- **Aim of the exercise**
Do not include the pictures; repeat the rest of the data exactly.
--- Begin Information provided ---
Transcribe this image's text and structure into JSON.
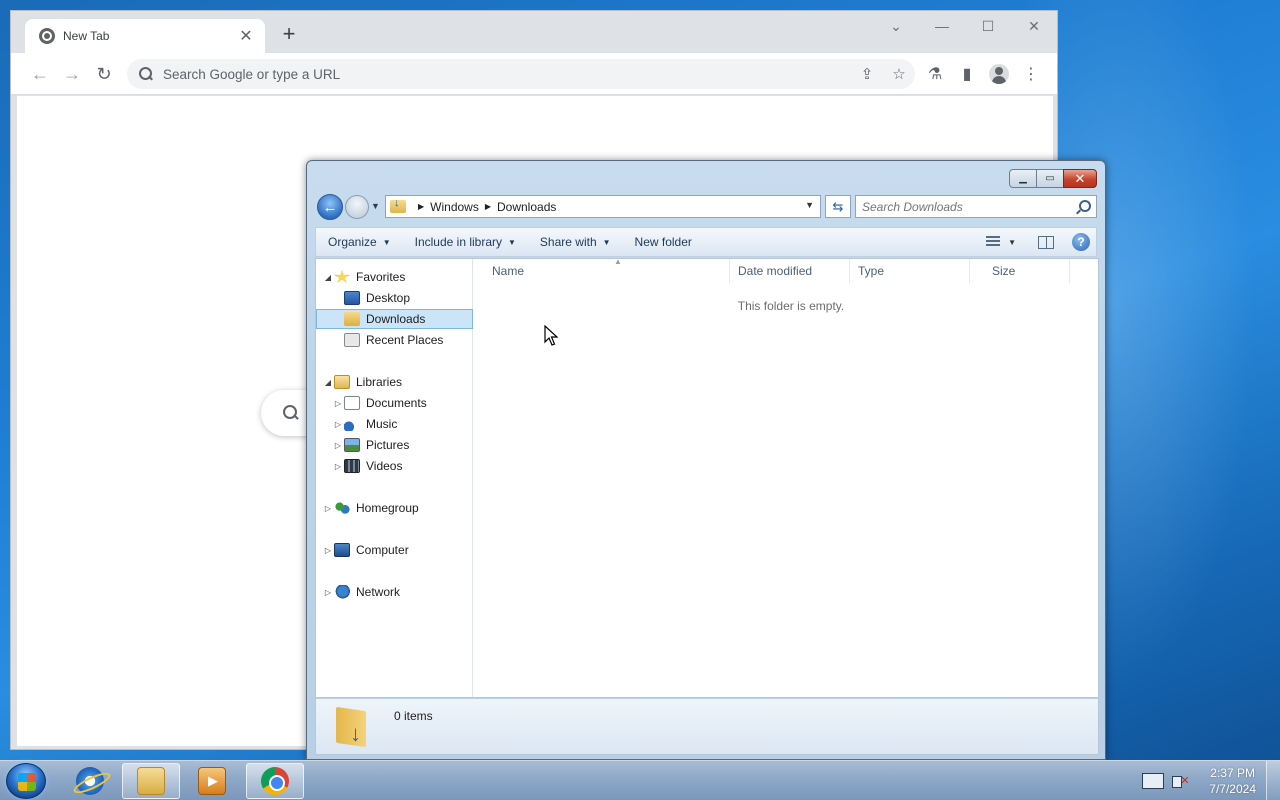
{
  "browser": {
    "tab_title": "New Tab",
    "tab_close": "✕",
    "new_tab": "+",
    "controls": {
      "minimize": "—",
      "maximize": "☐",
      "close": "✕",
      "tabsearch": "⌄"
    },
    "nav": {
      "back": "←",
      "forward": "→",
      "reload": "↻"
    },
    "omnibox_placeholder": "Search Google or type a URL",
    "omnibox_icons": {
      "share": "⇪",
      "bookmark": "☆"
    },
    "toolbar_icons": {
      "extension": "⚗",
      "sidepanel": "▮",
      "menu": "⋮"
    }
  },
  "explorer": {
    "controls": {
      "minimize": "▁",
      "maximize": "▭",
      "close": "✕"
    },
    "breadcrumb": [
      "Windows",
      "Downloads"
    ],
    "back_glyph": "←",
    "refresh_glyph": "⇆",
    "search_placeholder": "Search Downloads",
    "commands": [
      {
        "label": "Organize",
        "dropdown": true
      },
      {
        "label": "Include in library",
        "dropdown": true
      },
      {
        "label": "Share with",
        "dropdown": true
      },
      {
        "label": "New folder",
        "dropdown": false
      }
    ],
    "help": "?",
    "nav": {
      "favorites": "Favorites",
      "desktop": "Desktop",
      "downloads": "Downloads",
      "recent_places": "Recent Places",
      "libraries": "Libraries",
      "documents": "Documents",
      "music": "Music",
      "pictures": "Pictures",
      "videos": "Videos",
      "homegroup": "Homegroup",
      "computer": "Computer",
      "network": "Network"
    },
    "columns": [
      "Name",
      "Date modified",
      "Type",
      "Size"
    ],
    "empty_message": "This folder is empty.",
    "item_count": "0 items"
  },
  "taskbar": {
    "pinned": [
      {
        "name": "internet-explorer",
        "active": false
      },
      {
        "name": "windows-explorer",
        "active": true
      },
      {
        "name": "media-player",
        "active": false
      },
      {
        "name": "google-chrome",
        "active": true
      }
    ],
    "clock_time": "2:37 PM",
    "clock_date": "7/7/2024"
  }
}
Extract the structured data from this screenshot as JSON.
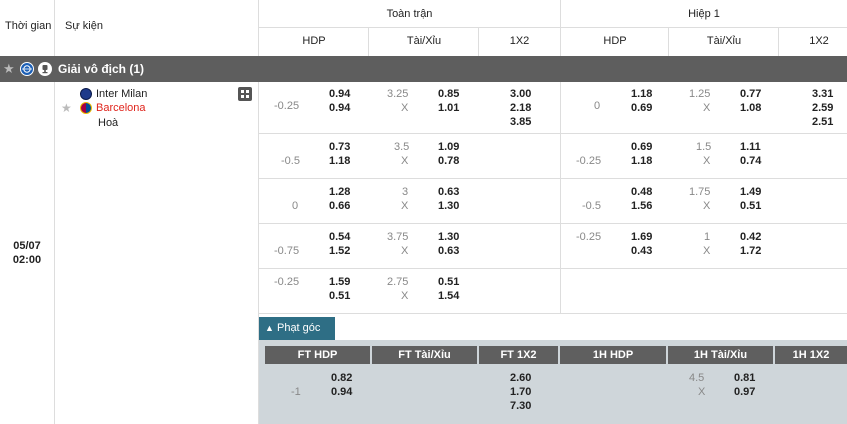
--- End Information provided ---
- **Solved problem**
Transcribe this image's text and structure into JSON.
{
  "browser": {
    "tab_title": "New Tab",
    "tab_close": "✕",
    "new_tab": "+",
    "controls": {
      "minimize": "—",
      "maximize": "☐",
      "close": "✕",
      "tabsearch": "⌄"
    },
    "nav": {
      "back": "←",
      "forward": "→",
      "reload": "↻"
    },
    "omnibox_placeholder": "Search Google or type a URL",
    "omnibox_icons": {
      "share": "⇪",
      "bookmark": "☆"
    },
    "toolbar_icons": {
      "extension": "⚗",
      "sidepanel": "▮",
      "menu": "⋮"
    }
  },
  "explorer": {
    "controls": {
      "minimize": "▁",
      "maximize": "▭",
      "close": "✕"
    },
    "breadcrumb": [
      "Windows",
      "Downloads"
    ],
    "back_glyph": "←",
    "refresh_glyph": "⇆",
    "search_placeholder": "Search Downloads",
    "commands": [
      {
        "label": "Organize",
        "dropdown": true
      },
      {
        "label": "Include in library",
        "dropdown": true
      },
      {
        "label": "Share with",
        "dropdown": true
      },
      {
        "label": "New folder",
        "dropdown": false
      }
    ],
    "help": "?",
    "nav": {
      "favorites": "Favorites",
      "desktop": "Desktop",
      "downloads": "Downloads",
      "recent_places": "Recent Places",
      "libraries": "Libraries",
      "documents": "Documents",
      "music": "Music",
      "pictures": "Pictures",
      "videos": "Videos",
      "homegroup": "Homegroup",
      "computer": "Computer",
      "network": "Network"
    },
    "columns": [
      "Name",
      "Date modified",
      "Type",
      "Size"
    ],
    "empty_message": "This folder is empty.",
    "item_count": "0 items"
  },
  "taskbar": {
    "pinned": [
      {
        "name": "internet-explorer",
        "active": false
      },
      {
        "name": "windows-explorer",
        "active": true
      },
      {
        "name": "media-player",
        "active": false
      },
      {
        "name": "google-chrome",
        "active": true
      }
    ],
    "clock_time": "2:37 PM",
    "clock_date": "7/7/2024"
  }
}
Extract the structured data from this screenshot as JSON.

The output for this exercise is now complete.